Instructions to follow: Give the number of lines in the records below that include "unit". Reply with that number alone.

━━ Data provided

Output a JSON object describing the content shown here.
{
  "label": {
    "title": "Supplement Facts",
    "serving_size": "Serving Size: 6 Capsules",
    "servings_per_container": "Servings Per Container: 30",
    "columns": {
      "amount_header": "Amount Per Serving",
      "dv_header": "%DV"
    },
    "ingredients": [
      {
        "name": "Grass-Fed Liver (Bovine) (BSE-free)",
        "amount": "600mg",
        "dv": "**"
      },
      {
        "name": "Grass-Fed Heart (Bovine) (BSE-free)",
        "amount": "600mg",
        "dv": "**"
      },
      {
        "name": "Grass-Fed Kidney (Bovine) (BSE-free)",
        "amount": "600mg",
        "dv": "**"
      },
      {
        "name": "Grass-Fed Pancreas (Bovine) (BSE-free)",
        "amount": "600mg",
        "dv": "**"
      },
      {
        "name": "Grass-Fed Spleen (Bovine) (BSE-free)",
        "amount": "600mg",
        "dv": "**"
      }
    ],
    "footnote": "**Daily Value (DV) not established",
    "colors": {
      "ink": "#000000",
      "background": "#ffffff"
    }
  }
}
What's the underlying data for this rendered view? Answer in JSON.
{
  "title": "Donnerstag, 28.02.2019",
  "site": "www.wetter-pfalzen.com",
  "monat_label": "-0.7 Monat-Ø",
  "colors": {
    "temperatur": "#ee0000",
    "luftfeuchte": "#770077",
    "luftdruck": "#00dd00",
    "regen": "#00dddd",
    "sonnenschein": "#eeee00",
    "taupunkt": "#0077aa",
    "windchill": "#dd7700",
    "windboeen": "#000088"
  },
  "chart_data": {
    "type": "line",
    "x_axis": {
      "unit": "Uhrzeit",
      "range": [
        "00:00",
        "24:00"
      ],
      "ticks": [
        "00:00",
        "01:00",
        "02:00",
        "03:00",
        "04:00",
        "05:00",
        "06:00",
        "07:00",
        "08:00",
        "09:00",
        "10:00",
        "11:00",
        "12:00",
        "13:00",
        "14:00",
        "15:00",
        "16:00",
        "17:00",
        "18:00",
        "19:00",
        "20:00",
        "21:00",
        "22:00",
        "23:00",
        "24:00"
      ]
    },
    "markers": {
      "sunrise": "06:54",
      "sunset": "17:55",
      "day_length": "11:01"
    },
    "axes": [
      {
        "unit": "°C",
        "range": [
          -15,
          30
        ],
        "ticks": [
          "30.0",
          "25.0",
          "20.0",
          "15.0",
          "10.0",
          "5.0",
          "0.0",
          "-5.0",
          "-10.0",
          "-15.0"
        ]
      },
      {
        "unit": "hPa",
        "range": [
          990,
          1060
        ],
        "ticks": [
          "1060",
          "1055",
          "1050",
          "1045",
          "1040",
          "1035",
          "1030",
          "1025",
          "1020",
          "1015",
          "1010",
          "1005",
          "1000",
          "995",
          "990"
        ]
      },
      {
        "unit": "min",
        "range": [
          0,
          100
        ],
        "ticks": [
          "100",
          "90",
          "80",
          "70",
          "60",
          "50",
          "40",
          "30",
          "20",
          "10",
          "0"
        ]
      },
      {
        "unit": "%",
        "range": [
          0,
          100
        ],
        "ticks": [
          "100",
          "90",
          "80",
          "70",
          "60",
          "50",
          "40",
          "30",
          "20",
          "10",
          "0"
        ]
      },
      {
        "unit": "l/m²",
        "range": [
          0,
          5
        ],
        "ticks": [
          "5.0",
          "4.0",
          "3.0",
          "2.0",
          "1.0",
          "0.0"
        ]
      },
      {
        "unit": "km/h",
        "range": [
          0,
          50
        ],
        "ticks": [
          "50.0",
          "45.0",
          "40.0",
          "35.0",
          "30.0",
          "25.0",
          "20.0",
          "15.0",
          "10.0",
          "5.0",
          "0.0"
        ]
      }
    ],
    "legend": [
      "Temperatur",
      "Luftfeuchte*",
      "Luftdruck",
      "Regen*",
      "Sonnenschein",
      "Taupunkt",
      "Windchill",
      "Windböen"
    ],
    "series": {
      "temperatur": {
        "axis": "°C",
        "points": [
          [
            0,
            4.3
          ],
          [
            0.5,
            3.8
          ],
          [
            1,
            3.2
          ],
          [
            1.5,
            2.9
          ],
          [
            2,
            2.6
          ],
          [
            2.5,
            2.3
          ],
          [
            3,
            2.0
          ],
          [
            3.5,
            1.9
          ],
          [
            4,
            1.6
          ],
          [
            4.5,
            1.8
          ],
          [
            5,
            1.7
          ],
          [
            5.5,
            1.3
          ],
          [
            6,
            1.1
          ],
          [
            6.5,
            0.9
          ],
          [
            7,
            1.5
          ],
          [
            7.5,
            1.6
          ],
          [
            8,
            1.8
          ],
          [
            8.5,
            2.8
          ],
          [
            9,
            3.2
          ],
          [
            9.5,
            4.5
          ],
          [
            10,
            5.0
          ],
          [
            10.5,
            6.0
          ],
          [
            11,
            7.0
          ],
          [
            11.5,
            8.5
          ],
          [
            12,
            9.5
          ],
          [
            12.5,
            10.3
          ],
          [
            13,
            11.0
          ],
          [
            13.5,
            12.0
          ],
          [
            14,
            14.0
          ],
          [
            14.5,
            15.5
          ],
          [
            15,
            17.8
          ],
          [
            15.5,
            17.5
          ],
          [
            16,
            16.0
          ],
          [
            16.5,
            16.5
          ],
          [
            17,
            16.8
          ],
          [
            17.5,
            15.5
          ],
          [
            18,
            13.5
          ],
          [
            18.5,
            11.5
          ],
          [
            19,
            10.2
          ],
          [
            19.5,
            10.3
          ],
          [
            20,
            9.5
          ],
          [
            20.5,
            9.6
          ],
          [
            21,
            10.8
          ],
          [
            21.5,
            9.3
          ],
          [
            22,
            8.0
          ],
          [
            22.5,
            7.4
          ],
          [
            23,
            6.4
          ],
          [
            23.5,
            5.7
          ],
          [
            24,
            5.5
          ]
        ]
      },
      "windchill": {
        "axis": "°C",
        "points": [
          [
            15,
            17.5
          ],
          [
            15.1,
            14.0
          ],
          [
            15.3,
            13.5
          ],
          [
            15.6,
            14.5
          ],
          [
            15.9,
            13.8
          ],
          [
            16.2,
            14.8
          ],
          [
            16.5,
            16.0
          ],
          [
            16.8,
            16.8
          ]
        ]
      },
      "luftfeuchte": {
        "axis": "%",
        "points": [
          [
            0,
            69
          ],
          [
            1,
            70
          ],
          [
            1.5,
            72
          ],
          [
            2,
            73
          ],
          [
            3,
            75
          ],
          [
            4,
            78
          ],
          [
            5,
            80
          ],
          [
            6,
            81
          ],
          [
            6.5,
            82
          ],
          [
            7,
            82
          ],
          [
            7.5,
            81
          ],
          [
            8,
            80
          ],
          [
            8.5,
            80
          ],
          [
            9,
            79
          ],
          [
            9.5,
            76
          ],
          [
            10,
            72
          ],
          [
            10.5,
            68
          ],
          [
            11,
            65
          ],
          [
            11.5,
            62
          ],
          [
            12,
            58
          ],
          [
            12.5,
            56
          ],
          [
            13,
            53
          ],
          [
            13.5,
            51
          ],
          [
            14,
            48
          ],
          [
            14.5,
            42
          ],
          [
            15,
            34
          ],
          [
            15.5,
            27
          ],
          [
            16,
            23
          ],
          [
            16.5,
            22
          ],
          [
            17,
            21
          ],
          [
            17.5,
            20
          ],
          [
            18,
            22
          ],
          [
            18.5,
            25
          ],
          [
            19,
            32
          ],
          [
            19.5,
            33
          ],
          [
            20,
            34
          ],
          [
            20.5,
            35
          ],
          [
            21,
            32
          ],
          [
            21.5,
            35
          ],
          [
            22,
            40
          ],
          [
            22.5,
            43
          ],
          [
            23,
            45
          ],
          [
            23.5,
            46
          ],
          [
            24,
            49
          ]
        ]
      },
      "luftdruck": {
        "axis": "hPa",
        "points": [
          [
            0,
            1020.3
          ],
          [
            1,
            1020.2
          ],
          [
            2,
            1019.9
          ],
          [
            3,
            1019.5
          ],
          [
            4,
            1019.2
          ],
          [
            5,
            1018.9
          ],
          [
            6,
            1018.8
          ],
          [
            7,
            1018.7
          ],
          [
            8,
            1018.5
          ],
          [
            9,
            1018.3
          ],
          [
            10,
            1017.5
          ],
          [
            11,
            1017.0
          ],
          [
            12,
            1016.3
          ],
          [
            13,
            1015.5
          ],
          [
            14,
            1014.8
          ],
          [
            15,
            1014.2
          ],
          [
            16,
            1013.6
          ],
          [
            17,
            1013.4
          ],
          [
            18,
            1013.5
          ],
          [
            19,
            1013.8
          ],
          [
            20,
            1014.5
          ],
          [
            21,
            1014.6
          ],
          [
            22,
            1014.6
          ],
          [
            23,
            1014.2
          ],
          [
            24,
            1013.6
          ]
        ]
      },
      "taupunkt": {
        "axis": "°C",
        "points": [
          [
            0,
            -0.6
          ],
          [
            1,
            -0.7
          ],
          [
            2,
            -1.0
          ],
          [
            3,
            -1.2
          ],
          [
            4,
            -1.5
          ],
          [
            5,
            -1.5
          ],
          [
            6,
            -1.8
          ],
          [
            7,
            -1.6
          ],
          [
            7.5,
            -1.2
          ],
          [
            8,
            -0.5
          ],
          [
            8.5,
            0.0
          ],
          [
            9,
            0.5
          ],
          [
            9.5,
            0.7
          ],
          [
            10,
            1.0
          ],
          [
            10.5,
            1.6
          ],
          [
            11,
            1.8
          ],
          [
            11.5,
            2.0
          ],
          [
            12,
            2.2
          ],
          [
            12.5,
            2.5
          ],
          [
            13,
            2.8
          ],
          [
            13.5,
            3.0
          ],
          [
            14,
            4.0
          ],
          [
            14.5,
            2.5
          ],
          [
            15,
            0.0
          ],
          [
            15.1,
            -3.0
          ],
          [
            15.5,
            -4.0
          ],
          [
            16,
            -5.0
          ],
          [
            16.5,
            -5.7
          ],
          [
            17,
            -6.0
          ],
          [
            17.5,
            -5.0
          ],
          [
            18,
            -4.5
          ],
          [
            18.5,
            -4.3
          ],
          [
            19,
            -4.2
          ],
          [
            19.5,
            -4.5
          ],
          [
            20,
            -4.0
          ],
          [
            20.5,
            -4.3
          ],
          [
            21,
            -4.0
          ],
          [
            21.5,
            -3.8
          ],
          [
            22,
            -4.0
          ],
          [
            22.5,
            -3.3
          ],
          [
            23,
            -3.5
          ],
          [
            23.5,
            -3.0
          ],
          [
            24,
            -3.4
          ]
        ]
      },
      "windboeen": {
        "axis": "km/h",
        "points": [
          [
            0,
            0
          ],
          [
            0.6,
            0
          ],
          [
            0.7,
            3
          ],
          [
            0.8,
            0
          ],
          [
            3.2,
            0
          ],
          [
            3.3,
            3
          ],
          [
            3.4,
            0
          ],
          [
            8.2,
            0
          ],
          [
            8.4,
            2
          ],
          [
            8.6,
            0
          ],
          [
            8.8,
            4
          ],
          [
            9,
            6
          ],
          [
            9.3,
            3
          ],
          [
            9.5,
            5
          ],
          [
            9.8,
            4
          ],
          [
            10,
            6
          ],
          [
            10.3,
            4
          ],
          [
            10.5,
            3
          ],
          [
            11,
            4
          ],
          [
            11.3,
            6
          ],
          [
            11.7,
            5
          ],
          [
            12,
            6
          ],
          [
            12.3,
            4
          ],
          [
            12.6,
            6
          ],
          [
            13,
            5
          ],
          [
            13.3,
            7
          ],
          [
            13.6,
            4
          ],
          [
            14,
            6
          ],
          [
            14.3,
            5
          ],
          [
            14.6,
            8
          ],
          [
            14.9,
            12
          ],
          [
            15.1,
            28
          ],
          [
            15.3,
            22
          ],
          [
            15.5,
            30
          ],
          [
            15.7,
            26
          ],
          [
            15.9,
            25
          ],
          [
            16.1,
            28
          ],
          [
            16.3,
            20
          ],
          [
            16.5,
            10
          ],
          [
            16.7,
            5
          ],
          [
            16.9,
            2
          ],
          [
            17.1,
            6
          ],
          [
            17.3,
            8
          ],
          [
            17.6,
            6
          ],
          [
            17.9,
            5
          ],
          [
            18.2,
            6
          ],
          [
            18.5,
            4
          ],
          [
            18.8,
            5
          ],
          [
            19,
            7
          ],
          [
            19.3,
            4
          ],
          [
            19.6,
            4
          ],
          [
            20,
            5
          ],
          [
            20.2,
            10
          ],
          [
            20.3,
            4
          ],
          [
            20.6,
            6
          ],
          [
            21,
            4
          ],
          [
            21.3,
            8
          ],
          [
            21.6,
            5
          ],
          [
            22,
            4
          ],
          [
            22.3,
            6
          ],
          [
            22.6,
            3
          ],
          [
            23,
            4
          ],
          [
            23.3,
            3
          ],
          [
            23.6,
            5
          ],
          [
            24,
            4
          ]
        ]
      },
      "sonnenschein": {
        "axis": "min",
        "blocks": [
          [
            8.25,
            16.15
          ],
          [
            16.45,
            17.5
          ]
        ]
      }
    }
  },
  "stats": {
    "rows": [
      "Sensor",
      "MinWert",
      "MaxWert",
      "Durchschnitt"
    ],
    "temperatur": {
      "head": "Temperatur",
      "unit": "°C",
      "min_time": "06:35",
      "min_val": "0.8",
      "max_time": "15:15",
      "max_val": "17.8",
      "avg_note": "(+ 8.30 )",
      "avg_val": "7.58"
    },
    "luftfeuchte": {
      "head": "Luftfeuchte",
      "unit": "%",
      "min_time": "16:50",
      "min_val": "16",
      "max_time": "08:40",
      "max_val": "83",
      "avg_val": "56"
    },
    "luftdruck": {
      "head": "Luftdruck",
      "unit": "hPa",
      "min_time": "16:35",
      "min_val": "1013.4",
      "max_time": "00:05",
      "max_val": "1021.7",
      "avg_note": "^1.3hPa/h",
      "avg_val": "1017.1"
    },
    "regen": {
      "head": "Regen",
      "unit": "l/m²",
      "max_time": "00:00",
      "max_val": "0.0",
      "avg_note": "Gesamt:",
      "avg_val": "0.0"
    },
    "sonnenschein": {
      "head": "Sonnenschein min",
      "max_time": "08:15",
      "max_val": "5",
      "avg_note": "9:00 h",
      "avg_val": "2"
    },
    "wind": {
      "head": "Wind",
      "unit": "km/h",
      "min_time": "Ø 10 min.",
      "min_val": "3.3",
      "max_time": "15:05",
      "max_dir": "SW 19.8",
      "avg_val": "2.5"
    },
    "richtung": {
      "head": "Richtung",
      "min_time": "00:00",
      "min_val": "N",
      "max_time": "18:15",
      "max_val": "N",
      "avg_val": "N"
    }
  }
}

━━━━

Correct answer: 12